▶ WORK TO DO: From the data that follows, copy every line holding the string "región".

Dataset entries
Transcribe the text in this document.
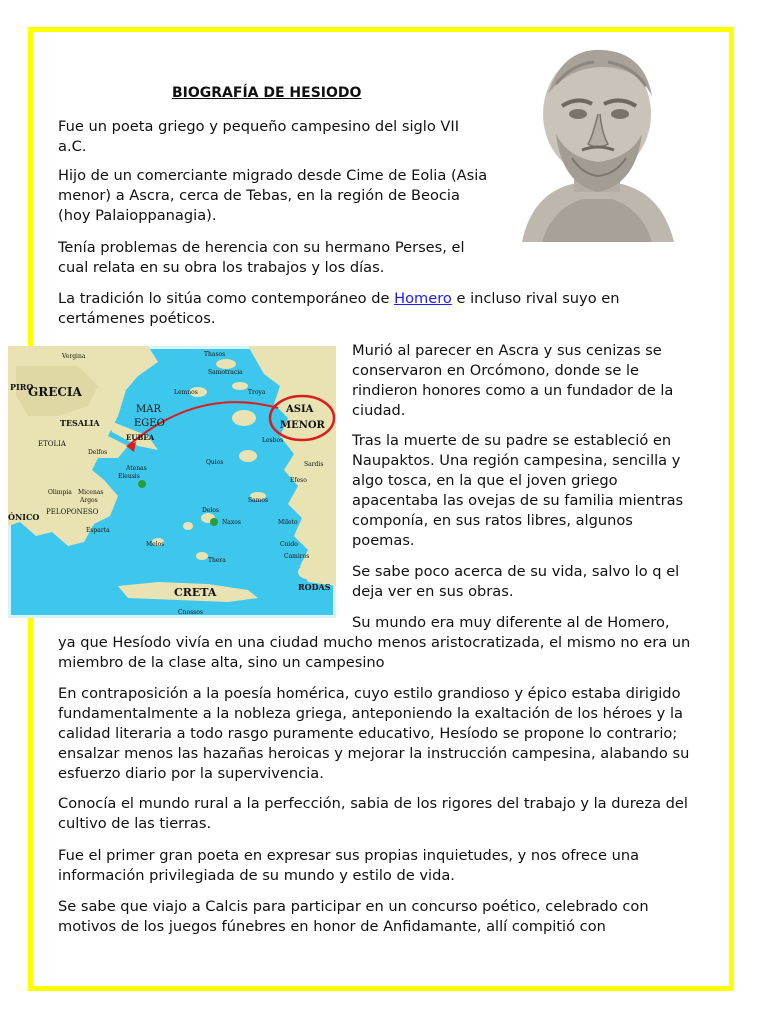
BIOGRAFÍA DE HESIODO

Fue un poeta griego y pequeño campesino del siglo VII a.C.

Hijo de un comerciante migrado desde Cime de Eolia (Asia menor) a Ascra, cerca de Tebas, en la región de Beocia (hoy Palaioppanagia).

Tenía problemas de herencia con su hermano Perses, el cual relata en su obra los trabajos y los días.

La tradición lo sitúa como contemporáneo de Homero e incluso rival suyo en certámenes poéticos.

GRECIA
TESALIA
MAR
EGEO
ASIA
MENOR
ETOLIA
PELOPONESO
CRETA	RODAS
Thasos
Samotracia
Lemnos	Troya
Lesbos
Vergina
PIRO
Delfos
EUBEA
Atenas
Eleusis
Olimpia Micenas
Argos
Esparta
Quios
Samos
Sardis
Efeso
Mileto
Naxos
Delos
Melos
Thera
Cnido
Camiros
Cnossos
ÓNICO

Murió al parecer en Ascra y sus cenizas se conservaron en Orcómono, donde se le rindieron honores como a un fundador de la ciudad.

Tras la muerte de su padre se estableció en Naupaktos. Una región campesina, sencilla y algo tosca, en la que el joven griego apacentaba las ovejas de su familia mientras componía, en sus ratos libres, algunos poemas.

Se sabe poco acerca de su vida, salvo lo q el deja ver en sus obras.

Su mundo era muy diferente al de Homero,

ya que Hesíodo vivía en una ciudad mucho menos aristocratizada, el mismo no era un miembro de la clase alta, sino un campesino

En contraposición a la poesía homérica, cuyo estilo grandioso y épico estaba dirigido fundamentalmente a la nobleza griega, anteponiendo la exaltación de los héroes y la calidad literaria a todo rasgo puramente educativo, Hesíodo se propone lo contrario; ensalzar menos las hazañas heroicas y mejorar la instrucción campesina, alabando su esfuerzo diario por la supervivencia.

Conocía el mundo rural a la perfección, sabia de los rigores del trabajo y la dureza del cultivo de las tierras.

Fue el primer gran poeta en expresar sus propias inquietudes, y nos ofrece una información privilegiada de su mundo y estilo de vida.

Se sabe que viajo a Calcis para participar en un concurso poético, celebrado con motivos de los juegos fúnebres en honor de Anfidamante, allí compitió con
--
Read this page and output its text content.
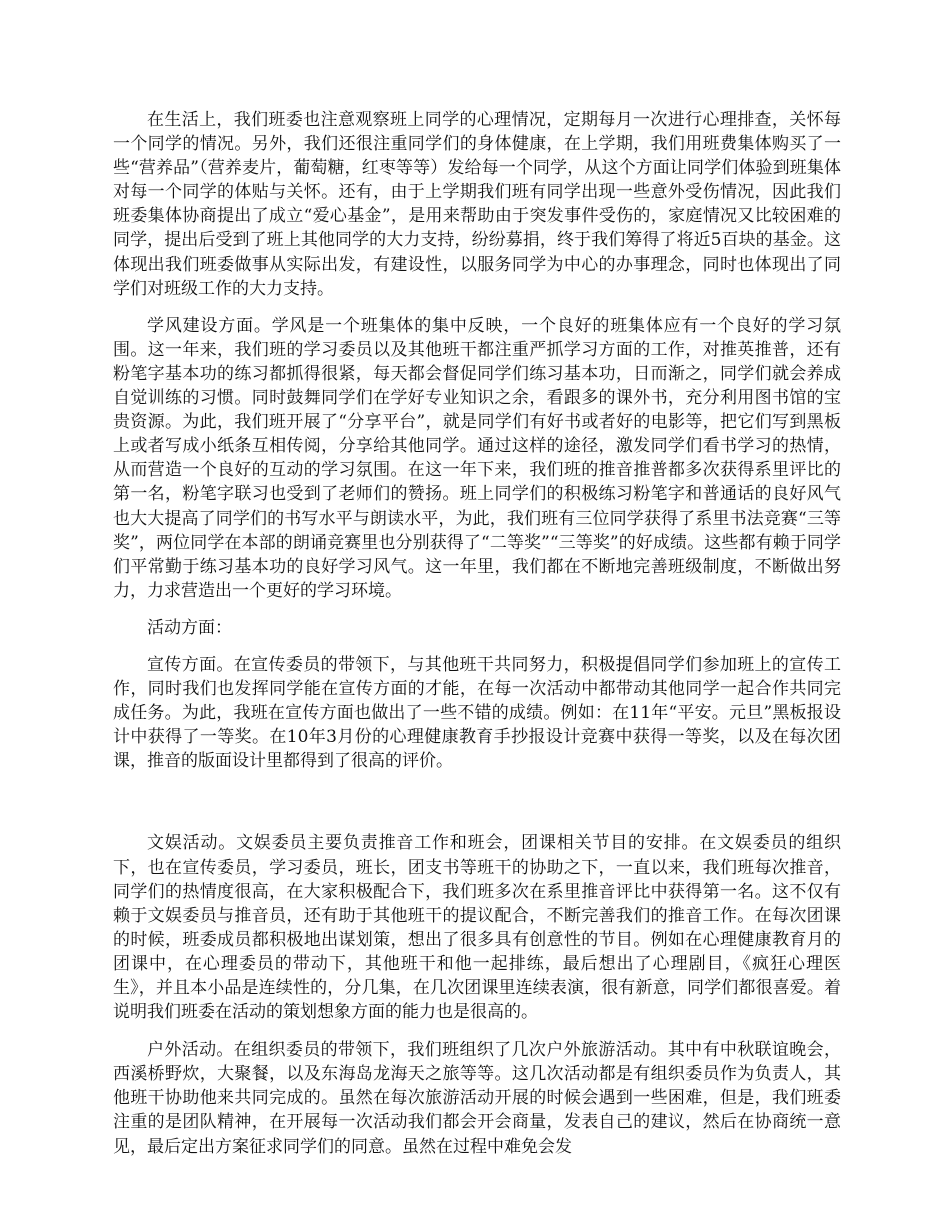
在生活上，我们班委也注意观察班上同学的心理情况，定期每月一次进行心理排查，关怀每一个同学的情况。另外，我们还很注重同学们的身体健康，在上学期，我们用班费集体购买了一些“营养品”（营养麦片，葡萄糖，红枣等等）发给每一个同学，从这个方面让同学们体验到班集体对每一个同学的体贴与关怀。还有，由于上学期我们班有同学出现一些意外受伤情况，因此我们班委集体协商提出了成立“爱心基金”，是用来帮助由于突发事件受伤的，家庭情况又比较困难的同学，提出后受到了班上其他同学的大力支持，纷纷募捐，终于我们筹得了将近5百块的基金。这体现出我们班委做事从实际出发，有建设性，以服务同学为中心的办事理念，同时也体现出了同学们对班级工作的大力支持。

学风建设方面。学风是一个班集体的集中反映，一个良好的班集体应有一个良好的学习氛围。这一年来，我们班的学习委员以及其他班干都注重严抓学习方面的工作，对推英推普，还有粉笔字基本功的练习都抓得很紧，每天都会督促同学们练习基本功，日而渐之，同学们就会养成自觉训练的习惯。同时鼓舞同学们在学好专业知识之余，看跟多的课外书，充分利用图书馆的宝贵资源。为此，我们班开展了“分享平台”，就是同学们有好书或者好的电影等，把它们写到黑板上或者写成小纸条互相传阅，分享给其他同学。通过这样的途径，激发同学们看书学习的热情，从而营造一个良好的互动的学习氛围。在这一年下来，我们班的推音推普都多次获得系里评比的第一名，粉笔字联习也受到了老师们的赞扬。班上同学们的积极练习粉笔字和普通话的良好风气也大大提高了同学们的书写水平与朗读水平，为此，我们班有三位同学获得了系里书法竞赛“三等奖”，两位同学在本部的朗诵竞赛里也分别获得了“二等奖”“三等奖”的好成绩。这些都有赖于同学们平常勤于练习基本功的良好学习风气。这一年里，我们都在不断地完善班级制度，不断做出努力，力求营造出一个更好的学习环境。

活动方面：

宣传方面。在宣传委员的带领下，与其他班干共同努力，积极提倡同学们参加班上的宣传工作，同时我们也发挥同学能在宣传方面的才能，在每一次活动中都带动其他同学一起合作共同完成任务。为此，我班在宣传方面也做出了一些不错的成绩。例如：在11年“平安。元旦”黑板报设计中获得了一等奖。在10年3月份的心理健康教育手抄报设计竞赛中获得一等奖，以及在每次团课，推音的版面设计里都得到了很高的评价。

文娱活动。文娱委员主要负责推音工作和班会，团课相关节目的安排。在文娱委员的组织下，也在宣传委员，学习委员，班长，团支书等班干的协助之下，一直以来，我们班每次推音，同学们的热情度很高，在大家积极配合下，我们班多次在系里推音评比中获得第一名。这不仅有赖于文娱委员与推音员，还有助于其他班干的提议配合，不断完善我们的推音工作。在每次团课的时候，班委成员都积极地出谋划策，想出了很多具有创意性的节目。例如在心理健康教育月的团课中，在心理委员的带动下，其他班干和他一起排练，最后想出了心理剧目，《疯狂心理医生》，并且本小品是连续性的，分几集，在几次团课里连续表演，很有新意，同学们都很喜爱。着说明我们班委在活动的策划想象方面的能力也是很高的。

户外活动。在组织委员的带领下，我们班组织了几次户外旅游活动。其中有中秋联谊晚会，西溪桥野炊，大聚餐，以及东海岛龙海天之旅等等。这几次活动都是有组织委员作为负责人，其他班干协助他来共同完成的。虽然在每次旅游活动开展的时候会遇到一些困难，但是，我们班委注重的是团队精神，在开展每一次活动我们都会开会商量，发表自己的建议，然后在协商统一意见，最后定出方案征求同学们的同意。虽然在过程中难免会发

▶ PROBLEM SOLUTION:
Hijo de un comerciante migrado desde Cime de Eolia (Asia menor) a Ascra, cerca de Tebas, en la región de Beocia (hoy Palaioppanagia).
Tras la muerte de su padre se estableció en Naupaktos. Una región campesina, sencilla y algo tosca, en la que el joven griego apacentaba las ovejas de su familia mientras componía, en sus ratos libres, algunos poemas.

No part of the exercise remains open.